━━ SOURCE DATA
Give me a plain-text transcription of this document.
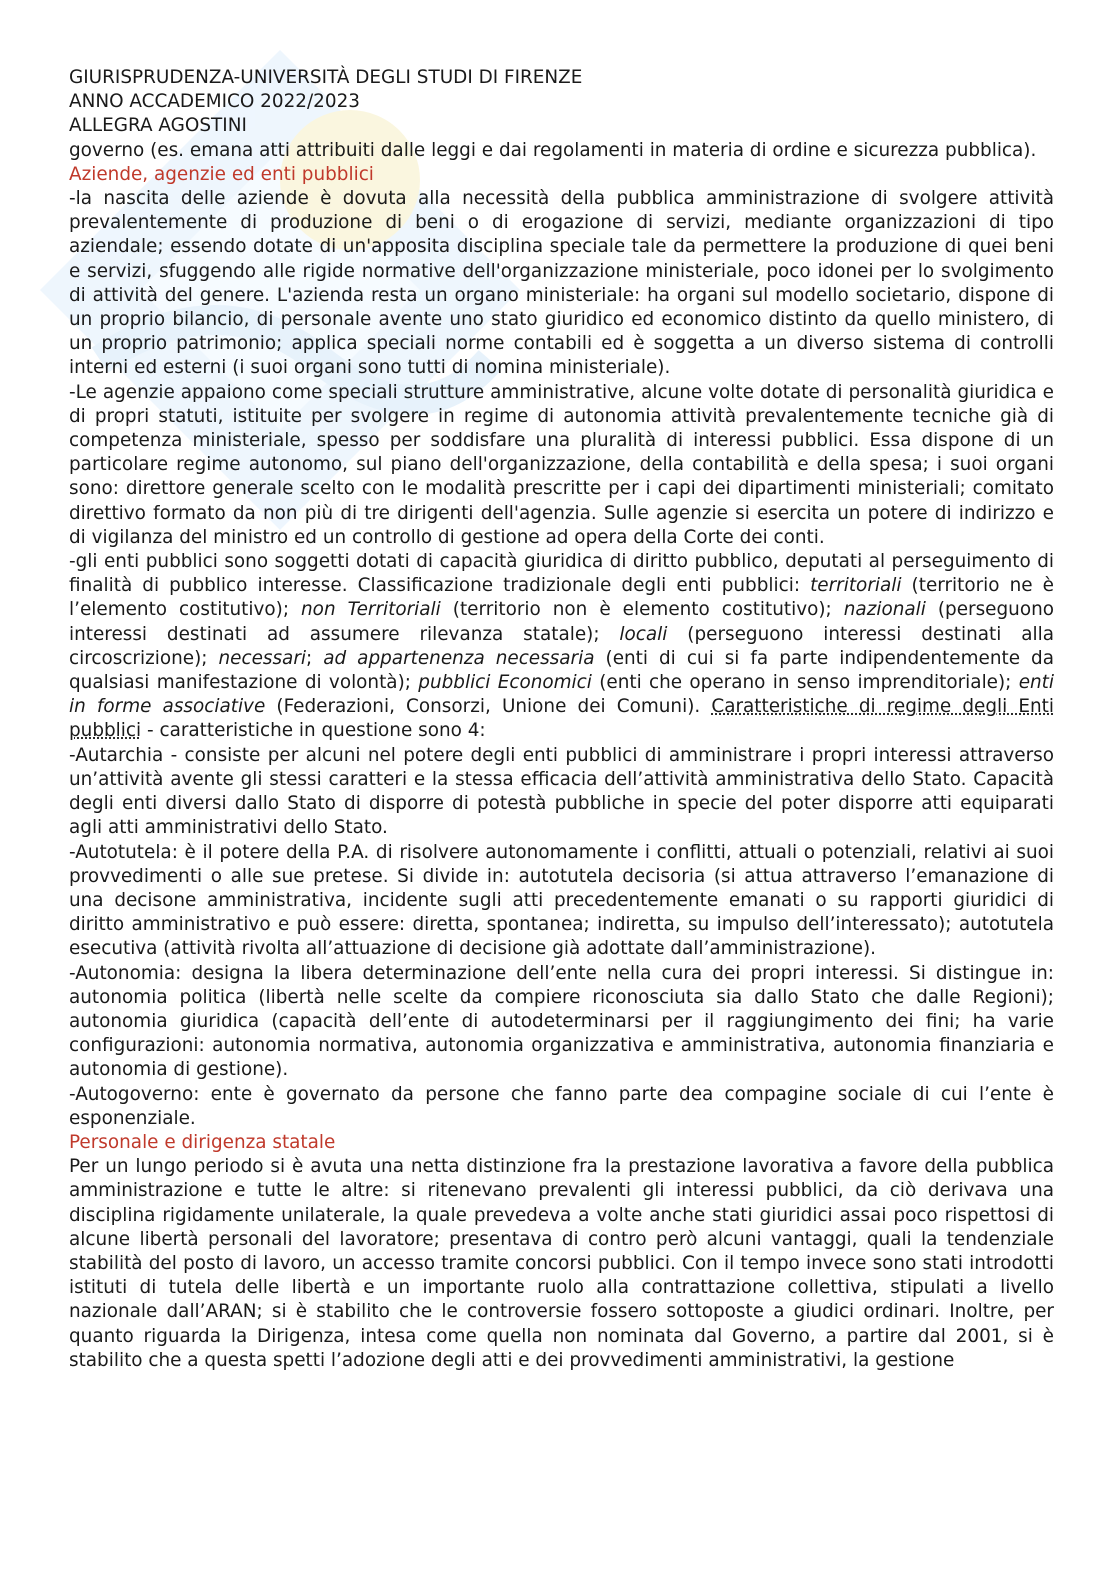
GIURISPRUDENZA-UNIVERSITÀ DEGLI STUDI DI FIRENZE
ANNO ACCADEMICO 2022/2023
ALLEGRA AGOSTINI

governo (es. emana atti attribuiti dalle leggi e dai regolamenti in materia di ordine e sicurezza pubblica).

Aziende, agenzie ed enti pubblici

-la nascita delle aziende è dovuta alla necessità della pubblica amministrazione di svolgere attività prevalentemente di produzione di beni o di erogazione di servizi, mediante organizzazioni di tipo aziendale; essendo dotate di un'apposita disciplina speciale tale da permettere la produzione di quei beni e servizi, sfuggendo alle rigide normative dell'organizzazione ministeriale, poco idonei per lo svolgimento di attività del genere. L'azienda resta un organo ministeriale: ha organi sul modello societario, dispone di un proprio bilancio, di personale avente uno stato giuridico ed economico distinto da quello ministero, di un proprio patrimonio; applica speciali norme contabili ed è soggetta a un diverso sistema di controlli interni ed esterni (i suoi organi sono tutti di nomina ministeriale).

-Le agenzie appaiono come speciali strutture amministrative, alcune volte dotate di personalità giuridica e di propri statuti, istituite per svolgere in regime di autonomia attività prevalentemente tecniche già di competenza ministeriale, spesso per soddisfare una pluralità di interessi pubblici. Essa dispone di un particolare regime autonomo, sul piano dell'organizzazione, della contabilità e della spesa; i suoi organi sono: direttore generale scelto con le modalità prescritte per i capi dei dipartimenti ministeriali; comitato direttivo formato da non più di tre dirigenti dell'agenzia. Sulle agenzie si esercita un potere di indirizzo e di vigilanza del ministro ed un controllo di gestione ad opera della Corte dei conti.

-gli enti pubblici sono soggetti dotati di capacità giuridica di diritto pubblico, deputati al perseguimento di finalità di pubblico interesse. Classificazione tradizionale degli enti pubblici: territoriali (territorio ne è l’elemento costitutivo); non Territoriali (territorio non è elemento costitutivo); nazionali (perseguono interessi destinati ad assumere rilevanza statale); locali (perseguono interessi destinati alla circoscrizione); necessari; ad appartenenza necessaria (enti di cui si fa parte indipendentemente da qualsiasi manifestazione di volontà); pubblici Economici (enti che operano in senso imprenditoriale); enti in forme associative (Federazioni, Consorzi, Unione dei Comuni). Caratteristiche di regime degli Enti pubblici - caratteristiche in questione sono 4:

-Autarchia - consiste per alcuni nel potere degli enti pubblici di amministrare i propri interessi attraverso un’attività avente gli stessi caratteri e la stessa efficacia dell’attività amministrativa dello Stato. Capacità degli enti diversi dallo Stato di disporre di potestà pubbliche in specie del poter disporre atti equiparati agli atti amministrativi dello Stato.

-Autotutela: è il potere della P.A. di risolvere autonomamente i conflitti, attuali o potenziali, relativi ai suoi provvedimenti o alle sue pretese. Si divide in: autotutela decisoria (si attua attraverso l’emanazione di una decisone amministrativa, incidente sugli atti precedentemente emanati o su rapporti giuridici di diritto amministrativo e può essere: diretta, spontanea; indiretta, su impulso dell’interessato); autotutela esecutiva (attività rivolta all’attuazione di decisione già adottate dall’amministrazione).

-Autonomia: designa la libera determinazione dell’ente nella cura dei propri interessi. Si distingue in: autonomia politica (libertà nelle scelte da compiere riconosciuta sia dallo Stato che dalle Regioni); autonomia giuridica (capacità dell’ente di autodeterminarsi per il raggiungimento dei fini; ha varie configurazioni: autonomia normativa, autonomia organizzativa e amministrativa, autonomia finanziaria e autonomia di gestione).

-Autogoverno: ente è governato da persone che fanno parte dea compagine sociale di cui l’ente è esponenziale.

Personale e dirigenza statale

Per un lungo periodo si è avuta una netta distinzione fra la prestazione lavorativa a favore della pubblica amministrazione e tutte le altre: si ritenevano prevalenti gli interessi pubblici, da ciò derivava una disciplina rigidamente unilaterale, la quale prevedeva a volte anche stati giuridici assai poco rispettosi di alcune libertà personali del lavoratore; presentava di contro però alcuni vantaggi, quali la tendenziale stabilità del posto di lavoro, un accesso tramite concorsi pubblici. Con il tempo invece sono stati introdotti istituti di tutela delle libertà e un importante ruolo alla contrattazione collettiva, stipulati a livello nazionale dall’ARAN; si è stabilito che le controversie fossero sottoposte a giudici ordinari. Inoltre, per quanto riguarda la Dirigenza, intesa come quella non nominata dal Governo, a partire dal 2001, si è stabilito che a questa spetti l’adozione degli atti e dei provvedimenti amministrativi, la gestione
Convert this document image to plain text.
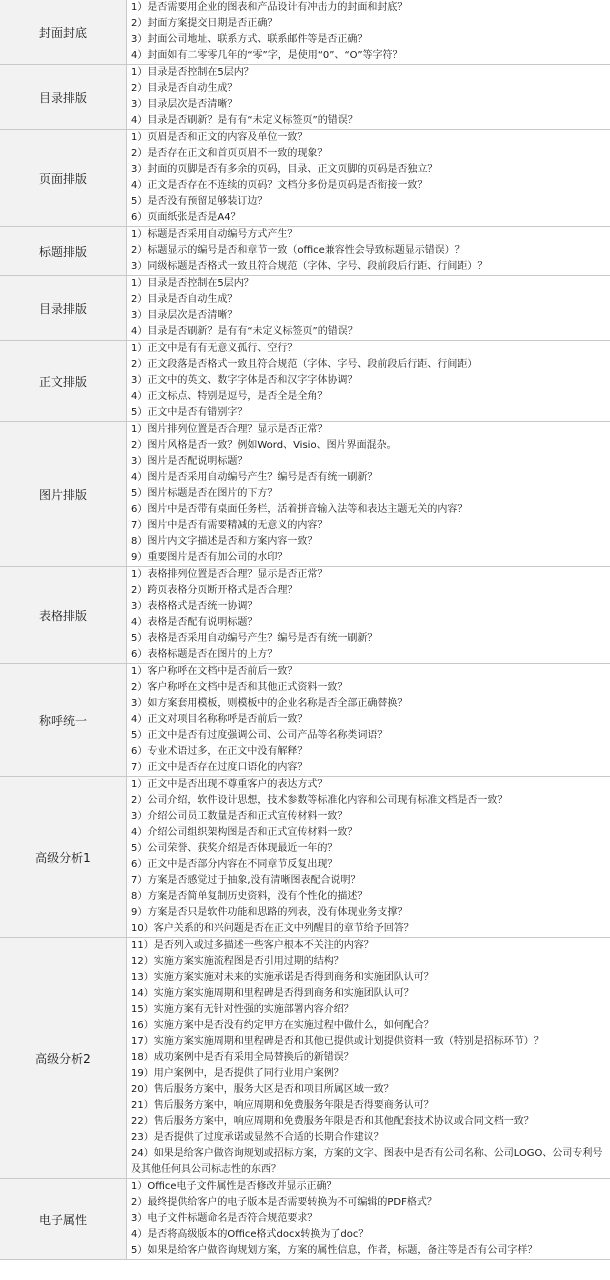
封面封底
1）是否需要用企业的图表和产品设计有冲击力的封面和封底？
2）封面方案提交日期是否正确？
3）封面公司地址、联系方式、联系邮件等是否正确？
4）封面如有二零零几年的“零”字，是使用“0”、“O”等字符？
目录排版
1）目录是否控制在5层内？
2）目录是否自动生成？
3）目录层次是否清晰？
4）目录是否刷新？是有有“未定义标签页”的错误？
页面排版
1）页眉是否和正文的内容及单位一致？
2）是否存在正文和首页页眉不一致的现象？
3）封面的页脚是否有多余的页码，目录、正文页脚的页码是否独立？
4）正文是否存在不连续的页码？文档分多份是页码是否衔接一致？
5）是否没有预留足够装订边？
6）页面纸张是否是A4？
标题排版
1）标题是否采用自动编号方式产生？
2）标题显示的编号是否和章节一致（office兼容性会导致标题显示错误）？
3）同级标题是否格式一致且符合规范（字体、字号、段前段后行距、行间距）？
目录排版
1）目录是否控制在5层内？
2）目录是否自动生成？
3）目录层次是否清晰？
4）目录是否刷新？是有有“未定义标签页”的错误？
正文排版
1）正文中是有有无意义孤行、空行？
2）正文段落是否格式一致且符合规范（字体、字号、段前段后行距、行间距）
3）正文中的英文、数字字体是否和汉字字体协调？
4）正文标点、特别是逗号，是否全是全角？
5）正文中是否有错别字？
图片排版
1）图片排列位置是否合理？显示是否正常？
2）图片风格是否一致？例如Word、Visio、图片界面混杂。
3）图片是否配说明标题？
4）图片是否采用自动编号产生？编号是否有统一刷新？
5）图片标题是否在图片的下方？
6）图片中是否带有桌面任务栏，活着拼音输入法等和表达主题无关的内容？
7）图片中是否有需要精减的无意义的内容？
8）图片内文字描述是否和方案内容一致？
9）重要图片是否有加公司的水印？
表格排版
1）表格排列位置是否合理？显示是否正常？
2）跨页表格分页断开格式是否合理？
3）表格格式是否统一协调？
4）表格是否配有说明标题？
5）表格是否采用自动编号产生？编号是否有统一刷新？
6）表格标题是否在图片的上方？
称呼统一
1）客户称呼在文档中是否前后一致？
2）客户称呼在文档中是否和其他正式资料一致？
3）如方案套用模板，则模板中的企业名称是否全部正确替换？
4）正文对项目名称称呼是否前后一致？
5）正文中是否有过度强调公司、公司产品等名称类词语？
6）专业术语过多，在正文中没有解释？
7）正文中是否存在过度口语化的内容？
高级分析1
1）正文中是否出现不尊重客户的表达方式？
2）公司介绍，软件设计思想，技术参数等标准化内容和公司现有标准文档是否一致？
3）介绍公司员工数量是否和正式宣传材料一致？
4）介绍公司组织架构图是否和正式宣传材料一致？
5）公司荣誉、获奖介绍是否体现最近一年的？
6）正文中是否部分内容在不同章节反复出现？
7）方案是否感觉过于抽象,没有清晰图表配合说明？
8）方案是否简单复制历史资料，没有个性化的描述？
9）方案是否只是软件功能和思路的列表，没有体现业务支撑？
10）客户关系的和兴问题是否在正文中列醒目的章节给予回答？
高级分析2
11）是否列入或过多描述一些客户根本不关注的内容？
12）实施方案实施流程图是否引用过期的结构？
13）实施方案实施对未来的实施承诺是否得到商务和实施团队认可？
14）实施方案实施周期和里程碑是否得到商务和实施团队认可？
15）实施方案有无针对性强的实施部署内容介绍？
16）实施方案中是否没有约定甲方在实施过程中做什么，如何配合？
17）实施方案实施周期和里程碑是否和其他已提供或计划提供资料一致（特别是招标环节）？
18）成功案例中是否有采用全局替换后的新错误？
19）用户案例中，是否提供了同行业用户案例？
20）售后服务方案中，服务大区是否和项目所属区域一致？
21）售后服务方案中，响应周期和免费服务年限是否得要商务认可？
22）售后服务方案中，响应周期和免费服务年限是否和其他配套技术协议或合同文档一致？
23）是否提供了过度承诺或显然不合适的长期合作建议？
24）如果是给客户做咨询规划或招标方案，方案的文字、图表中是否有公司名称、公司LOGO、公司专利号及其他任何具公司标志性的东西？
电子属性
1）Office电子文件属性是否修改并显示正确？
2）最终提供给客户的电子版本是否需要转换为不可编辑的PDF格式？
3）电子文件标题命名是否符合规范要求？
4）是否将高级版本的Office格式docx转换为了doc？
5）如果是给客户做咨询规划方案，方案的属性信息，作者，标题，备注等是否有公司字样？
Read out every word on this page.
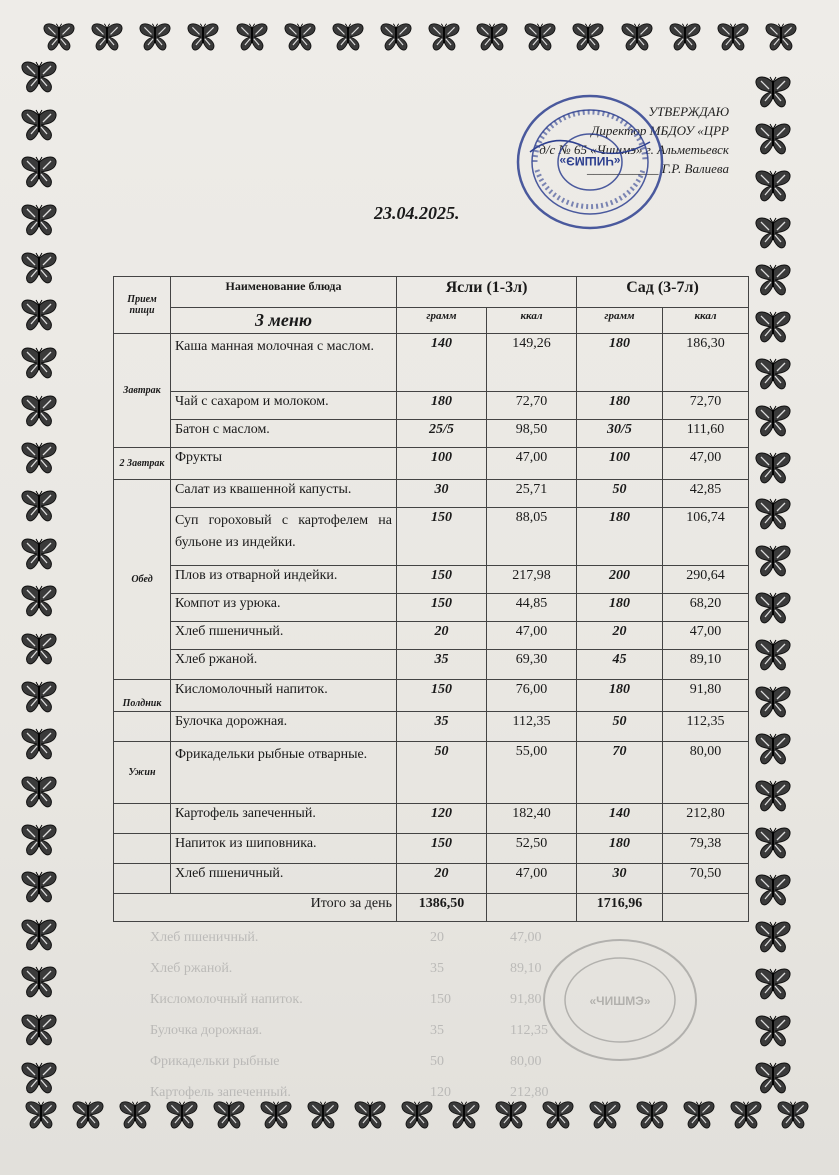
УТВЕРЖДАЮ
Директор МБДОУ «ЦРР
д/с № 65 «Чишмэ» г. Альметьевск
___________ Г.Р. Валиева
«ЧИШМЭ»
23.04.2025.
Прием пищи	Наименование блюда	Ясли (1-3л)		Сад (3-7л)	
	3 меню	грамм	ккал	грамм	ккал
Завтрак	Каша манная молочная с маслом.	140	149,26	180	186,30
	Чай с сахаром и молоком.	180	72,70	180	72,70
	Батон с маслом.	25/5	98,50	30/5	111,60
2 Завтрак	Фрукты	100	47,00	100	47,00
Обед	Салат из квашенной капусты.	30	25,71	50	42,85
	Суп гороховый с картофелем на бульоне из индейки.	150	88,05	180	106,74
	Плов из отварной индейки.	150	217,98	200	290,64
	Компот из урюка.	150	44,85	180	68,20
	Хлеб пшеничный.	20	47,00	20	47,00
	Хлеб ржаной.	35	69,30	45	89,10
Полдник	Кисломолочный напиток.	150	76,00	180	91,80
	Булочка дорожная.	35	112,35	50	112,35
Ужин	Фрикадельки рыбные отварные.	50	55,00	70	80,00
	Картофель запеченный.	120	182,40	140	212,80
	Напиток из шиповника.	150	52,50	180	79,38
	Хлеб пшеничный.	20	47,00	30	70,50
Итого за день		1386,50		1716,96	
Хлеб пшеничный.	20	47,00
Хлеб ржаной.	35	89,10
Кисломолочный напиток.	150	91,80
Булочка дорожная.	35	112,35
Фрикадельки рыбные	50	80,00
Картофель запеченный.	120	212,80
«ЧИШМЭ»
━━━━
Work through the records line by line and tally those holding "индейки". Reply with the number alone.

2